Exercise description: Restate the complete material exactly.

===============

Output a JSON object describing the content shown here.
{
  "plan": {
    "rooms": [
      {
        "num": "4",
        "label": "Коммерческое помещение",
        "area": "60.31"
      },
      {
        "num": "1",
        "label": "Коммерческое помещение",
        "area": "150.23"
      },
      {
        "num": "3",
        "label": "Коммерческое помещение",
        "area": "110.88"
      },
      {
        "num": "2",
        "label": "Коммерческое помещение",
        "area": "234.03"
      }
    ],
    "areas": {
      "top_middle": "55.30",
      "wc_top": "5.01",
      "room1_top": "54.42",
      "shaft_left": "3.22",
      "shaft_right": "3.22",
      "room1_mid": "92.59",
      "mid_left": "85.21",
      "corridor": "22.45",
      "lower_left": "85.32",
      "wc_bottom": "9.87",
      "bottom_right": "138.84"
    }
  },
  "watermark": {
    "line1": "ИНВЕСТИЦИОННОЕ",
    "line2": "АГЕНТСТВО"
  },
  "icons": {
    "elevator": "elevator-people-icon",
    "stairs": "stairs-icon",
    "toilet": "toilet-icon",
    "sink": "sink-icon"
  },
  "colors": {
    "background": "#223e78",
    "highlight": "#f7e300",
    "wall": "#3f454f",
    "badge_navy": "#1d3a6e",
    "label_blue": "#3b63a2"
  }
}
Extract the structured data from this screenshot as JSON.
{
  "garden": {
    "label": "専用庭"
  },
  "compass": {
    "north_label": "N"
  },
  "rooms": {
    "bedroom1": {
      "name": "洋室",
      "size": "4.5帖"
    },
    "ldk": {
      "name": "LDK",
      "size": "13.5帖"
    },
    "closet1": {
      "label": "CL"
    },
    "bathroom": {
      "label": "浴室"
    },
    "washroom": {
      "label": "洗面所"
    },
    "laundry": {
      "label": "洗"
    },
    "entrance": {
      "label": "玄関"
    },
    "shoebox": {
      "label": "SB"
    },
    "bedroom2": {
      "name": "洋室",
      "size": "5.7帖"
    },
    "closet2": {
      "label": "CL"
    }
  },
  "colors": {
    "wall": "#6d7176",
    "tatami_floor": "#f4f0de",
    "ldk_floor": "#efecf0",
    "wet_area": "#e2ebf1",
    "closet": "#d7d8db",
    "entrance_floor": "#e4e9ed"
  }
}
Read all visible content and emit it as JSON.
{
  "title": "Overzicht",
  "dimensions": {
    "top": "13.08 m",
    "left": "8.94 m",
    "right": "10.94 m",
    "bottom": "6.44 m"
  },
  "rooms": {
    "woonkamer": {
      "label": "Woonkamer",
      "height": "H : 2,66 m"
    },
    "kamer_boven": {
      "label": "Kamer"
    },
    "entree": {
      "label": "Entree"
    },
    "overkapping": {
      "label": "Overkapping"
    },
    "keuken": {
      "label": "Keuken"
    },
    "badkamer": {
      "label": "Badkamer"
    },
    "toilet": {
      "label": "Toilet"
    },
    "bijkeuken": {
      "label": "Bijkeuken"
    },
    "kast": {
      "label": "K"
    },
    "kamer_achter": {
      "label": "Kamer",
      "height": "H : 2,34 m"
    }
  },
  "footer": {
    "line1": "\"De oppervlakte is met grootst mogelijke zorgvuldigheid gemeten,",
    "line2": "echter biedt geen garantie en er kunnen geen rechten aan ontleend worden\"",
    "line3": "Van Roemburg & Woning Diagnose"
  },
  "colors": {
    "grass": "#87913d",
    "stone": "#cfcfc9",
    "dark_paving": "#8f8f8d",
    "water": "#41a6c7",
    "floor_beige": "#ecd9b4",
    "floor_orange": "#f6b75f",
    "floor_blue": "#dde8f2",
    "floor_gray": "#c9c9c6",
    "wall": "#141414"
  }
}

===============

The solution:
Output a JSON object describing the content shown here.
{
  "plan": {
    "rooms": [
      {
        "num": "4",
        "label": "Коммерческое помещение",
        "area": "60.31"
      },
      {
        "num": "1",
        "label": "Коммерческое помещение",
        "area": "150.23"
      },
      {
        "num": "3",
        "label": "Коммерческое помещение",
        "area": "110.88"
      },
      {
        "num": "2",
        "label": "Коммерческое помещение",
        "area": "234.03"
      }
    ],
    "areas": {
      "top_middle": "55.30",
      "wc_top": "5.01",
      "room1_top": "54.42",
      "shaft_left": "3.22",
      "shaft_right": "3.22",
      "room1_mid": "92.59",
      "mid_left": "85.21",
      "corridor": "22.45",
      "lower_left": "85.32",
      "wc_bottom": "9.87",
      "bottom_right": "138.84"
    }
  },
  "watermark": {
    "line1": "ИНВЕСТИЦИОННОЕ",
    "line2": "АГЕНТСТВО"
  },
  "icons": {
    "elevator": "elevator-people-icon",
    "stairs": "stairs-icon",
    "toilet": "toilet-icon",
    "sink": "sink-icon"
  },
  "colors": {
    "background": "#223e78",
    "highlight": "#f7e300",
    "wall": "#3f454f",
    "badge_navy": "#1d3a6e",
    "label_blue": "#3b63a2"
  }
}
Extract the structured data from this screenshot as JSON.
{
  "garden": {
    "label": "専用庭"
  },
  "compass": {
    "north_label": "N"
  },
  "rooms": {
    "bedroom1": {
      "name": "洋室",
      "size": "4.5帖"
    },
    "ldk": {
      "name": "LDK",
      "size": "13.5帖"
    },
    "closet1": {
      "label": "CL"
    },
    "bathroom": {
      "label": "浴室"
    },
    "washroom": {
      "label": "洗面所"
    },
    "laundry": {
      "label": "洗"
    },
    "entrance": {
      "label": "玄関"
    },
    "shoebox": {
      "label": "SB"
    },
    "bedroom2": {
      "name": "洋室",
      "size": "5.7帖"
    },
    "closet2": {
      "label": "CL"
    }
  },
  "colors": {
    "wall": "#6d7176",
    "tatami_floor": "#f4f0de",
    "ldk_floor": "#efecf0",
    "wet_area": "#e2ebf1",
    "closet": "#d7d8db",
    "entrance_floor": "#e4e9ed"
  }
}
Read all visible content and emit it as JSON.
{
  "title": "Overzicht",
  "dimensions": {
    "top": "13.08 m",
    "left": "8.94 m",
    "right": "10.94 m",
    "bottom": "6.44 m"
  },
  "rooms": {
    "woonkamer": {
      "label": "Woonkamer",
      "height": "H : 2,66 m"
    },
    "kamer_boven": {
      "label": "Kamer"
    },
    "entree": {
      "label": "Entree"
    },
    "overkapping": {
      "label": "Overkapping"
    },
    "keuken": {
      "label": "Keuken"
    },
    "badkamer": {
      "label": "Badkamer"
    },
    "toilet": {
      "label": "Toilet"
    },
    "bijkeuken": {
      "label": "Bijkeuken"
    },
    "kast": {
      "label": "K"
    },
    "kamer_achter": {
      "label": "Kamer",
      "height": "H : 2,34 m"
    }
  },
  "footer": {
    "line1": "\"De oppervlakte is met grootst mogelijke zorgvuldigheid gemeten,",
    "line2": "echter biedt geen garantie en er kunnen geen rechten aan ontleend worden\"",
    "line3": "Van Roemburg & Woning Diagnose"
  },
  "colors": {
    "grass": "#87913d",
    "stone": "#cfcfc9",
    "dark_paving": "#8f8f8d",
    "water": "#41a6c7",
    "floor_beige": "#ecd9b4",
    "floor_orange": "#f6b75f",
    "floor_blue": "#dde8f2",
    "floor_gray": "#c9c9c6",
    "wall": "#141414"
  }
}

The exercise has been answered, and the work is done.